## TASK
Output solely the number of lines containing the string "dashboard".

## Stored data
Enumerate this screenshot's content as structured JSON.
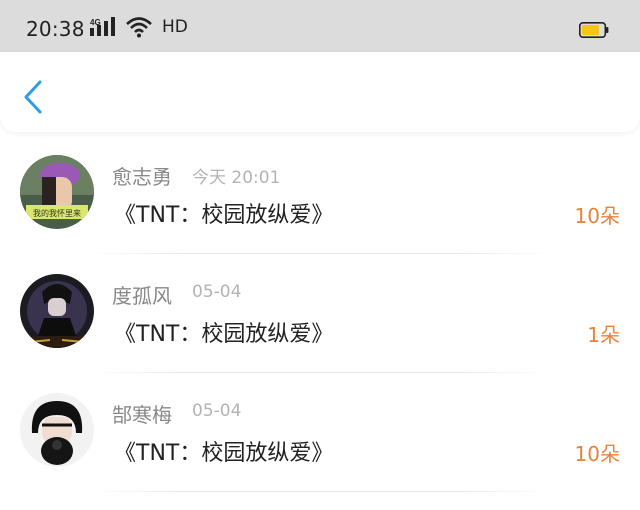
{
  "status_bar": {
    "time": "20:38",
    "network_label": "4G",
    "hd_label": "HD",
    "battery_color": "#f5c518"
  },
  "nav": {
    "back_icon": "chevron-left-icon",
    "accent": "#2b9de8"
  },
  "gifts": [
    {
      "name": "愈志勇",
      "time": "今天 20:01",
      "title": "《TNT：校园放纵爱》",
      "amount": "10朵",
      "avatar_text": "我的我怀里来"
    },
    {
      "name": "度孤风",
      "time": "05-04",
      "title": "《TNT：校园放纵爱》",
      "amount": "1朵",
      "avatar_text": ""
    },
    {
      "name": "郜寒梅",
      "time": "05-04",
      "title": "《TNT：校园放纵爱》",
      "amount": "10朵",
      "avatar_text": ""
    }
  ],
  "colors": {
    "amount": "#e8823b",
    "name": "#888888",
    "time": "#b3b3b3"
  }
}
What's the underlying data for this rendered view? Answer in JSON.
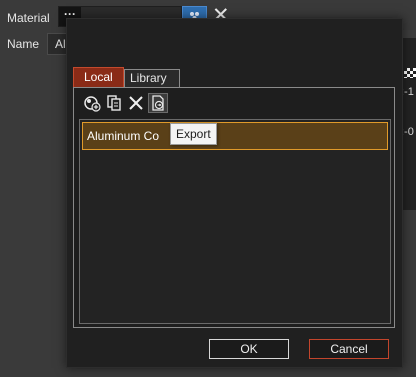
{
  "background": {
    "material_label": "Material",
    "material_button": "···",
    "name_label": "Name",
    "name_value": "Al",
    "close_symbol": "✕",
    "right_panel": {
      "text1": ":-1",
      "text2": ":-0"
    }
  },
  "dialog": {
    "tabs": [
      {
        "label": "Local",
        "active": true
      },
      {
        "label": "Library",
        "active": false
      }
    ],
    "toolbar": [
      {
        "icon": "sphere-add-icon",
        "tooltip": ""
      },
      {
        "icon": "copy-icon",
        "tooltip": ""
      },
      {
        "icon": "delete-icon",
        "tooltip": ""
      },
      {
        "icon": "export-icon",
        "tooltip": "Export"
      }
    ],
    "list_items": [
      {
        "label": "Aluminum Co",
        "selected": true
      }
    ],
    "tooltip": "Export",
    "ok_label": "OK",
    "cancel_label": "Cancel"
  },
  "colors": {
    "accent_active_tab": "#8a2b17",
    "selection_border": "#e09a2a",
    "cancel_border": "#c3452c",
    "picker_blue": "#2f6fb1"
  }
}
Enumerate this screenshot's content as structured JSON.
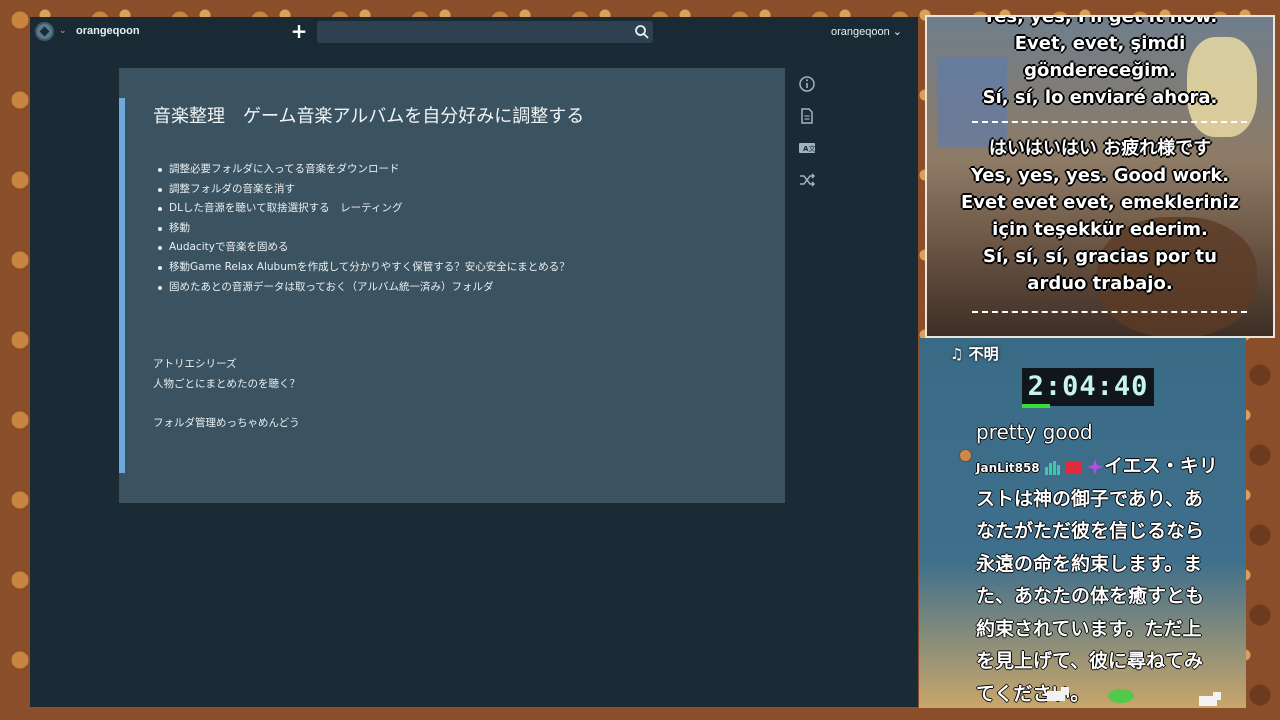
{
  "app": {
    "username": "orangeqoon",
    "search_placeholder": ""
  },
  "note": {
    "title": "音楽整理　ゲーム音楽アルバムを自分好みに調整する",
    "items": [
      "調整必要フォルダに入ってる音楽をダウンロード",
      "調整フォルダの音楽を消す",
      "DLした音源を聴いて取捨選択する　レーティング",
      "移動",
      "Audacityで音楽を固める",
      "移動Game Relax Alubumを作成して分かりやすく保管する？安心安全にまとめる？",
      "固めたあとの音源データは取っておく（アルバム統一済み）フォルダ"
    ],
    "para1_line1": "アトリエシリーズ",
    "para1_line2": "人物ごとにまとめたのを聴く？",
    "para2": "フォルダ管理めっちゃめんどう"
  },
  "side_icons": [
    "info-icon",
    "document-icon",
    "translate-icon",
    "shuffle-icon"
  ],
  "subtitles": {
    "block1": [
      "Yes, yes, I'll get it now.",
      "Evet, evet, şimdi",
      "göndereceğim.",
      "Sí, sí, lo enviaré ahora."
    ],
    "block2": [
      "はいはいはい お疲れ様です",
      "Yes, yes, yes. Good work.",
      "Evet evet evet, emekleriniz",
      "için teşekkür ederim.",
      "Sí, sí, sí, gracias por tu",
      "arduo trabajo."
    ]
  },
  "overlay": {
    "now_playing": "♫ 不明",
    "timer": "2:04:40",
    "chat_message_1": "pretty good",
    "chat_user": "JanLit858",
    "chat_text_first": "イエス・キリ",
    "chat_text_lines": [
      "ストは神の御子であり、あ",
      "なたがただ彼を信じるなら",
      "永遠の命を約束します。ま",
      "た、あなたの体を癒すとも",
      "約束されています。ただ上",
      "を見上げて、彼に尋ねてみ",
      "てください。"
    ]
  },
  "colors": {
    "app_bg": "#1b2b36",
    "note_bg": "#3b5360",
    "accent": "#6fa8dc",
    "timer_text": "#c6f5ea"
  }
}
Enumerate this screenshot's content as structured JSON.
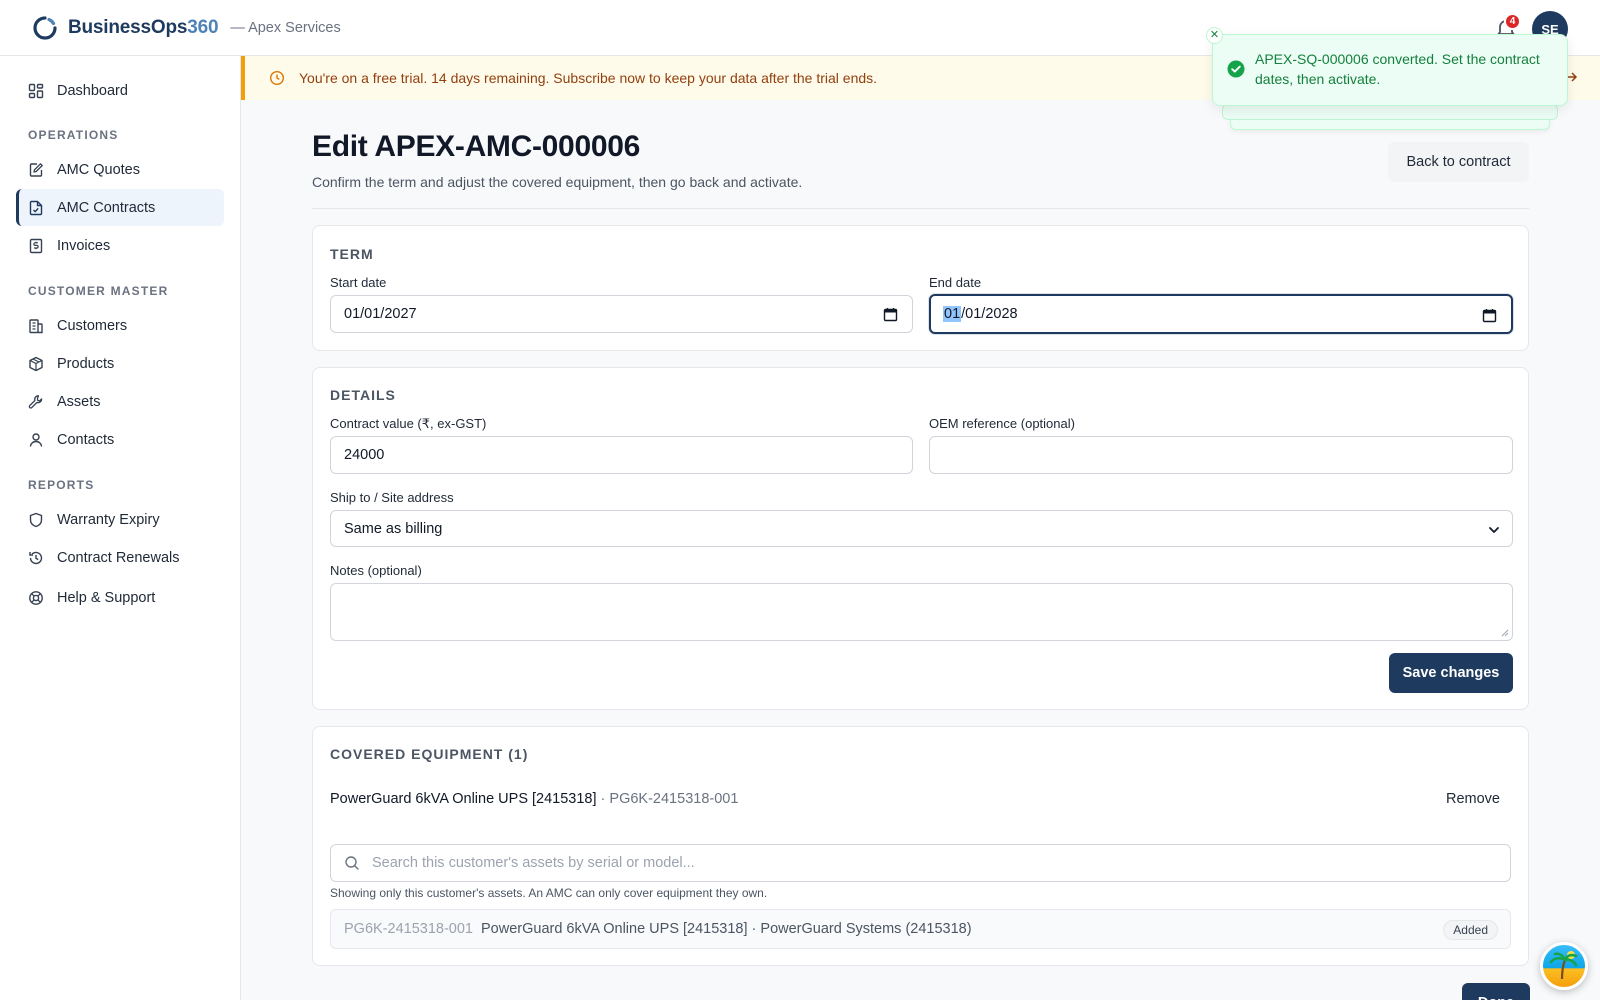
{
  "app": {
    "brand_prefix": "BusinessOps",
    "brand_suffix": "360",
    "org": "— Apex Services",
    "notification_count": "4",
    "user_initials": "SE"
  },
  "sidebar": {
    "dashboard": "Dashboard",
    "sections": {
      "operations": "OPERATIONS",
      "customer_master": "CUSTOMER MASTER",
      "reports": "REPORTS"
    },
    "items": {
      "amc_quotes": "AMC Quotes",
      "amc_contracts": "AMC Contracts",
      "invoices": "Invoices",
      "customers": "Customers",
      "products": "Products",
      "assets": "Assets",
      "contacts": "Contacts",
      "warranty_expiry": "Warranty Expiry",
      "contract_renewals": "Contract Renewals",
      "help_support": "Help & Support"
    },
    "active": "amc_contracts"
  },
  "banner": {
    "text": "You're on a free trial. 14 days remaining. Subscribe now to keep your data after the trial ends."
  },
  "toast": {
    "message": "APEX-SQ-000006 converted. Set the contract dates, then activate."
  },
  "page": {
    "title": "Edit APEX-AMC-000006",
    "subtitle": "Confirm the term and adjust the covered equipment, then go back and activate.",
    "back_button": "Back to contract"
  },
  "term": {
    "heading": "TERM",
    "start_label": "Start date",
    "start_value": "01/01/2027",
    "end_label": "End date",
    "end_value_selected": "01",
    "end_value_rest": "/01/2028"
  },
  "details": {
    "heading": "DETAILS",
    "value_label": "Contract value (₹, ex-GST)",
    "value": "24000",
    "oem_label": "OEM reference (optional)",
    "oem_value": "",
    "ship_label": "Ship to / Site address",
    "ship_value": "Same as billing",
    "notes_label": "Notes (optional)",
    "notes_value": "",
    "save_button": "Save changes"
  },
  "equipment": {
    "heading": "COVERED EQUIPMENT (1)",
    "items": [
      {
        "name": "PowerGuard 6kVA Online UPS [2415318]",
        "serial": " · PG6K-2415318-001",
        "remove": "Remove"
      }
    ],
    "search_placeholder": "Search this customer's assets by serial or model...",
    "hint": "Showing only this customer's assets. An AMC can only cover equipment they own.",
    "results": [
      {
        "serial": "PG6K-2415318-001",
        "description": "PowerGuard 6kVA Online UPS [2415318] · PowerGuard Systems (2415318)",
        "badge": "Added"
      }
    ]
  },
  "footer": {
    "done_button": "Done"
  },
  "colors": {
    "primary": "#1e3a5f",
    "accent_blue": "#4f83b8",
    "success": "#15803d",
    "warning": "#f59e0b",
    "danger": "#dc2626"
  },
  "icons": {
    "dashboard": "grid-icon",
    "amc_quotes": "edit-doc-icon",
    "amc_contracts": "file-check-icon",
    "invoices": "receipt-icon",
    "customers": "building-icon",
    "products": "box-icon",
    "assets": "wrench-icon",
    "contacts": "user-icon",
    "warranty_expiry": "shield-icon",
    "contract_renewals": "history-icon",
    "help_support": "lifebuoy-icon"
  }
}
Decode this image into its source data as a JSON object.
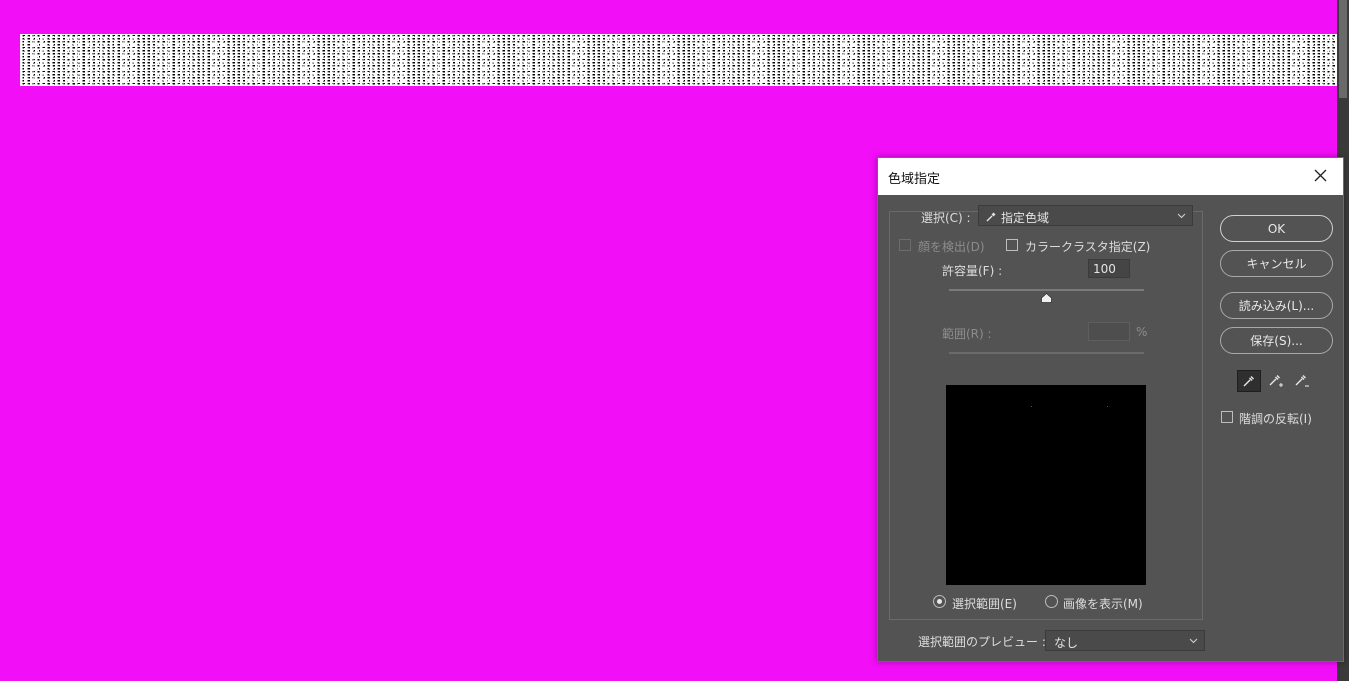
{
  "dialog": {
    "title": "色域指定",
    "select_label": "選択(C) :",
    "select_value": "指定色域",
    "detect_faces_label": "顔を検出(D)",
    "localized_clusters_label": "カラークラスタ指定(Z)",
    "fuzziness_label": "許容量(F) :",
    "fuzziness_value": "100",
    "fuzziness_fraction": 0.5,
    "range_label": "範囲(R) :",
    "range_value": "",
    "range_unit": "%",
    "radio_selection_label": "選択範囲(E)",
    "radio_image_label": "画像を表示(M)",
    "preview_label": "選択範囲のプレビュー :",
    "preview_value": "なし",
    "buttons": {
      "ok": "OK",
      "cancel": "キャンセル",
      "load": "読み込み(L)...",
      "save": "保存(S)..."
    },
    "invert_label": "階調の反転(I)"
  },
  "colors": {
    "canvas_background": "#f20ef7",
    "dialog_background": "#535353",
    "dialog_accent_border": "#2b7bbf"
  },
  "icons": {
    "select_eyedropper": "eyedropper-icon",
    "close": "close-icon",
    "dropdown": "chevron-down-icon",
    "tools": [
      "eyedropper-icon",
      "eyedropper-plus-icon",
      "eyedropper-minus-icon"
    ]
  }
}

## EXERCISE RESPONSE
2